Count every line of the listing where the string "screenshot" occurs, and reply with the count alone.

Rows from a dataset ::

------------------------------------------------------------

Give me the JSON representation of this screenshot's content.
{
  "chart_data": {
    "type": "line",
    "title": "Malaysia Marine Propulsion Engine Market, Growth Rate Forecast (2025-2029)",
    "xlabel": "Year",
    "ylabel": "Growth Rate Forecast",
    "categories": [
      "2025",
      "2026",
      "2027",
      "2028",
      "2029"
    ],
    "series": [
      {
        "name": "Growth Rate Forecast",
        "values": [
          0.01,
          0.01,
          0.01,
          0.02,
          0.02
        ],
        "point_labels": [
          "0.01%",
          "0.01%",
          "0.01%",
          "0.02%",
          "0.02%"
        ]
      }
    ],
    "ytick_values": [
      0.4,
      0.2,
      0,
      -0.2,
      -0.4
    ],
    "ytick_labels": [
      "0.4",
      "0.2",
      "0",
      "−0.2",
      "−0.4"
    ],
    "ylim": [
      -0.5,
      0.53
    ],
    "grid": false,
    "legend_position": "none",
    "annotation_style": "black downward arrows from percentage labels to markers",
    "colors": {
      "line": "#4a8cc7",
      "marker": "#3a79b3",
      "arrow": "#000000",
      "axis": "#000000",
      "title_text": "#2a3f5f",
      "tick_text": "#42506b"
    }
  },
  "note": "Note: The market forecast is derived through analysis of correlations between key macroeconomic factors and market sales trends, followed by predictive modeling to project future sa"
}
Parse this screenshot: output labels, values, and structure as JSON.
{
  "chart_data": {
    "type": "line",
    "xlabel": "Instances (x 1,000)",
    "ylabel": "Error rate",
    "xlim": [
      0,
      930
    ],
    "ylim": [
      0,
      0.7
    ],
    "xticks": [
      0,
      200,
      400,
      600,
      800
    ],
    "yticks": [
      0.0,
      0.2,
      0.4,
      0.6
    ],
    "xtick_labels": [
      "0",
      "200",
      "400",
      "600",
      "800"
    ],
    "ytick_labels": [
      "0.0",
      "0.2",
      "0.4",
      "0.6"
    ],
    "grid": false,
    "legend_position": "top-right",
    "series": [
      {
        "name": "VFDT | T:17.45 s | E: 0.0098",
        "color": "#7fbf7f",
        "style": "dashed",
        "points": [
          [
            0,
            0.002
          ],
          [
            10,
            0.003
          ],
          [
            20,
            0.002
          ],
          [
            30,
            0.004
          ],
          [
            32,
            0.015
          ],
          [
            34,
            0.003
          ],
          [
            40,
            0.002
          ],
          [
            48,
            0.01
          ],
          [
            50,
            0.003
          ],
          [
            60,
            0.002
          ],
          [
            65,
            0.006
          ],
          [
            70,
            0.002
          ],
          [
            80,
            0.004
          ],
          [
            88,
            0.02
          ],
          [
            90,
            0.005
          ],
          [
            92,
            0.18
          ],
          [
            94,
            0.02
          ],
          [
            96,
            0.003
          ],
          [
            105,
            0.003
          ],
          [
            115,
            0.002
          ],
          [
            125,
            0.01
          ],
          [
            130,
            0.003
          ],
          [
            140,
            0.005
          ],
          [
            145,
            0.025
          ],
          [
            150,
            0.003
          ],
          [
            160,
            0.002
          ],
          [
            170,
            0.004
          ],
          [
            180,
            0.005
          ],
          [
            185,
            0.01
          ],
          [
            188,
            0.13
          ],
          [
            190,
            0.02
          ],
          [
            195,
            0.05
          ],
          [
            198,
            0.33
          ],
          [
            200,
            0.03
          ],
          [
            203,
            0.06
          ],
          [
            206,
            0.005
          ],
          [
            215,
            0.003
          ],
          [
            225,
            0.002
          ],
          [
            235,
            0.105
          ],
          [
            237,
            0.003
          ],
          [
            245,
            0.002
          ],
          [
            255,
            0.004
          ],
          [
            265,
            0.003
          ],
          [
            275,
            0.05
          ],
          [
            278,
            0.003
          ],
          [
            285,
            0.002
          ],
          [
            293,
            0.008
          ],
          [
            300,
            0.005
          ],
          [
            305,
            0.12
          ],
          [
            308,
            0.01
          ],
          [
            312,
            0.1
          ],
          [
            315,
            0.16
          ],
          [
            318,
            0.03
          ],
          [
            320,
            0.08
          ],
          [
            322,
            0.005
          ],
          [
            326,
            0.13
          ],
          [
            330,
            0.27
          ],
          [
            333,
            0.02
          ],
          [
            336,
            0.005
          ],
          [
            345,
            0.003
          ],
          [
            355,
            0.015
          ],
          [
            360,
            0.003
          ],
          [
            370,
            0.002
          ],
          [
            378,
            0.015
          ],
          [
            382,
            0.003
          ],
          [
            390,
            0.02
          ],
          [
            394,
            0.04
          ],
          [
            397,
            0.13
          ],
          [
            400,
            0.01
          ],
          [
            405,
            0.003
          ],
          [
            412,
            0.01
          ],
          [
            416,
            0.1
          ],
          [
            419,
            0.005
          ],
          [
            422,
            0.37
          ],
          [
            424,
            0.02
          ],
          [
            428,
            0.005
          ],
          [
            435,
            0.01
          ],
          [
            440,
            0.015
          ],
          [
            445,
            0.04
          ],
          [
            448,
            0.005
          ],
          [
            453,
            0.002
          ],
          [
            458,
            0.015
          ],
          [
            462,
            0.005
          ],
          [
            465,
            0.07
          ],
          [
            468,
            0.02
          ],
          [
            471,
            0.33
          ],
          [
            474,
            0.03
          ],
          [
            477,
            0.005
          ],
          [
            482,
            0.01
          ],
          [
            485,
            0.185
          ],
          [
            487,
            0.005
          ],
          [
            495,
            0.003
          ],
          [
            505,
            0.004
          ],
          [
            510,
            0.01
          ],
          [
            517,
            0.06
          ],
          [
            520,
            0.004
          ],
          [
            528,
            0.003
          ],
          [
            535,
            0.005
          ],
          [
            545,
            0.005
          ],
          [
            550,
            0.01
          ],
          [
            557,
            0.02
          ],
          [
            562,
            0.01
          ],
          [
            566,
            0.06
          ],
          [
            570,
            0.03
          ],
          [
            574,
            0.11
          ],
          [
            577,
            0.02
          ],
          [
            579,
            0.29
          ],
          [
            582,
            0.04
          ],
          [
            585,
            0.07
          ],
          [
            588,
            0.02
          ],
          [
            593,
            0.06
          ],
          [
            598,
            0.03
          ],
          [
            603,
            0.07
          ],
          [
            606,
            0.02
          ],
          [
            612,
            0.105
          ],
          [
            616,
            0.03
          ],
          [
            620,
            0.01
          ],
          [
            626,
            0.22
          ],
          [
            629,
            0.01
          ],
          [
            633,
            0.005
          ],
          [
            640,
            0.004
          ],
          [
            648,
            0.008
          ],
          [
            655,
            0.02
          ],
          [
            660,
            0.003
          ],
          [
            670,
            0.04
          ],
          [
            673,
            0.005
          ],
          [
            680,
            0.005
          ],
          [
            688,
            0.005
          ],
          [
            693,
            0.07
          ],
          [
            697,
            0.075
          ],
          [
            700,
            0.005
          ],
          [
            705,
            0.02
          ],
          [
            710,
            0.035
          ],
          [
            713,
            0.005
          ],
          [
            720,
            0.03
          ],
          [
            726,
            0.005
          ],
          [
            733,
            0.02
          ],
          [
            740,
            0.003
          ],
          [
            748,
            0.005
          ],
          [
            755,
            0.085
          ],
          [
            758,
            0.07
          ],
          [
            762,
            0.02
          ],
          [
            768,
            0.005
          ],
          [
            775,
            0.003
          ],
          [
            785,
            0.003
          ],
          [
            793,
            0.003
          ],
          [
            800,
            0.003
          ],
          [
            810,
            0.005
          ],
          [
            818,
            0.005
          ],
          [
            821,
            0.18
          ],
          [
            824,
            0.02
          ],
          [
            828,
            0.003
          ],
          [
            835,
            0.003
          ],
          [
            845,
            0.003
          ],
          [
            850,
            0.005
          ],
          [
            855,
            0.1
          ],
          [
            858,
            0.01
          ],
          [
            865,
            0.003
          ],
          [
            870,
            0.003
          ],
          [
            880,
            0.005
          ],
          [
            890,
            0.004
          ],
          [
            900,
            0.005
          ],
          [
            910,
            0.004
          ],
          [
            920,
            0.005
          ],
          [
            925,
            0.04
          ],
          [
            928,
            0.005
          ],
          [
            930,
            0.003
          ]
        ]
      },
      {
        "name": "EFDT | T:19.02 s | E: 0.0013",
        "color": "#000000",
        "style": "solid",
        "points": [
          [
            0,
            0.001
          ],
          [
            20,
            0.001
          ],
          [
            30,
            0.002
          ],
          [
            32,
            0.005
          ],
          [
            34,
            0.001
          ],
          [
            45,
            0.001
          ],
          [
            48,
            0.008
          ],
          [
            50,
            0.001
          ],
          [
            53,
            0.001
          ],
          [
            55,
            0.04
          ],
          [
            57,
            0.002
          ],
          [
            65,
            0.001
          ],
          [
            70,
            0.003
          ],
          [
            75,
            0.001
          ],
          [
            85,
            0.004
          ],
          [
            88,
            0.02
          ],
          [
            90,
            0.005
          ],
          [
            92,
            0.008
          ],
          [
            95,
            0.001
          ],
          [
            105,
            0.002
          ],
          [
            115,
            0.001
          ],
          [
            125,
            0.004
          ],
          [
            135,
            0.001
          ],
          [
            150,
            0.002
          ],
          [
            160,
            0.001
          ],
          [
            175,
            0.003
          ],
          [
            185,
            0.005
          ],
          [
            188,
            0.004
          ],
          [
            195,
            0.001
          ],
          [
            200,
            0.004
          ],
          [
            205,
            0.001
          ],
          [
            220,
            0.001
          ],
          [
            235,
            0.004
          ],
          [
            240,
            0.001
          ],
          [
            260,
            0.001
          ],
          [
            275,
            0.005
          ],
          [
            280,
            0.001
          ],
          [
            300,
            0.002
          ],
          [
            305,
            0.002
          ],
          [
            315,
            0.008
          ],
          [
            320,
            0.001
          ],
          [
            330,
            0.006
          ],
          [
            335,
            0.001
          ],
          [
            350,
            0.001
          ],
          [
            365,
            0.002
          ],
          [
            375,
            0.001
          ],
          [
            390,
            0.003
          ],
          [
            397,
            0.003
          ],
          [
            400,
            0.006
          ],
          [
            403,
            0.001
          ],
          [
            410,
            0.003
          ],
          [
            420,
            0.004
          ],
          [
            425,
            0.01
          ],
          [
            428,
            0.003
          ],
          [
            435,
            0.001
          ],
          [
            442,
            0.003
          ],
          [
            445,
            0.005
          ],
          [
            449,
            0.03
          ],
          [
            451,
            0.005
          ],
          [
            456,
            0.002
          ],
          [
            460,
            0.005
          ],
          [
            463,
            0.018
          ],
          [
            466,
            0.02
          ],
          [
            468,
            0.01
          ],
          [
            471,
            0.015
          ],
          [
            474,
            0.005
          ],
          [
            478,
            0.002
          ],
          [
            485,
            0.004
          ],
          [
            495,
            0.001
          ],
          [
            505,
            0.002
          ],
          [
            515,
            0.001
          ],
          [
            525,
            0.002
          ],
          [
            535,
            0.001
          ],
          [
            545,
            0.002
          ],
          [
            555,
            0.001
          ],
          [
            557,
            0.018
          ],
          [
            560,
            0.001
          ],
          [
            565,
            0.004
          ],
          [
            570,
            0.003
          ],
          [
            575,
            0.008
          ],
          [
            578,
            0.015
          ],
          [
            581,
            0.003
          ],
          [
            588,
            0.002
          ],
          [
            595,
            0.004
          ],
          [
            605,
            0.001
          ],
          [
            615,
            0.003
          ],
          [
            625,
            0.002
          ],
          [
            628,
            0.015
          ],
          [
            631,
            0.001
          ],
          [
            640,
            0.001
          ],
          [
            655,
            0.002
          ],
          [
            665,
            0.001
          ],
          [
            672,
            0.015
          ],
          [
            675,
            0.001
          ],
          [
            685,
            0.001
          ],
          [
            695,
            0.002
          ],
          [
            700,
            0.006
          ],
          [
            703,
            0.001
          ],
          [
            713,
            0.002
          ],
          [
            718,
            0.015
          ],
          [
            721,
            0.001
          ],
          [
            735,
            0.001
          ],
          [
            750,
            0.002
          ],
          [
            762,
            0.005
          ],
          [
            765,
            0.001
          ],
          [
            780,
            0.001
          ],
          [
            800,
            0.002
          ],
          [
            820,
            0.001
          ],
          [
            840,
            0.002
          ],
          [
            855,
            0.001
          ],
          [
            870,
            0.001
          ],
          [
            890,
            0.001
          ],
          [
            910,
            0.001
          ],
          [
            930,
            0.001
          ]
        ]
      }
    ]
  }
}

------------------------------------------------------------

Solved problem :: 2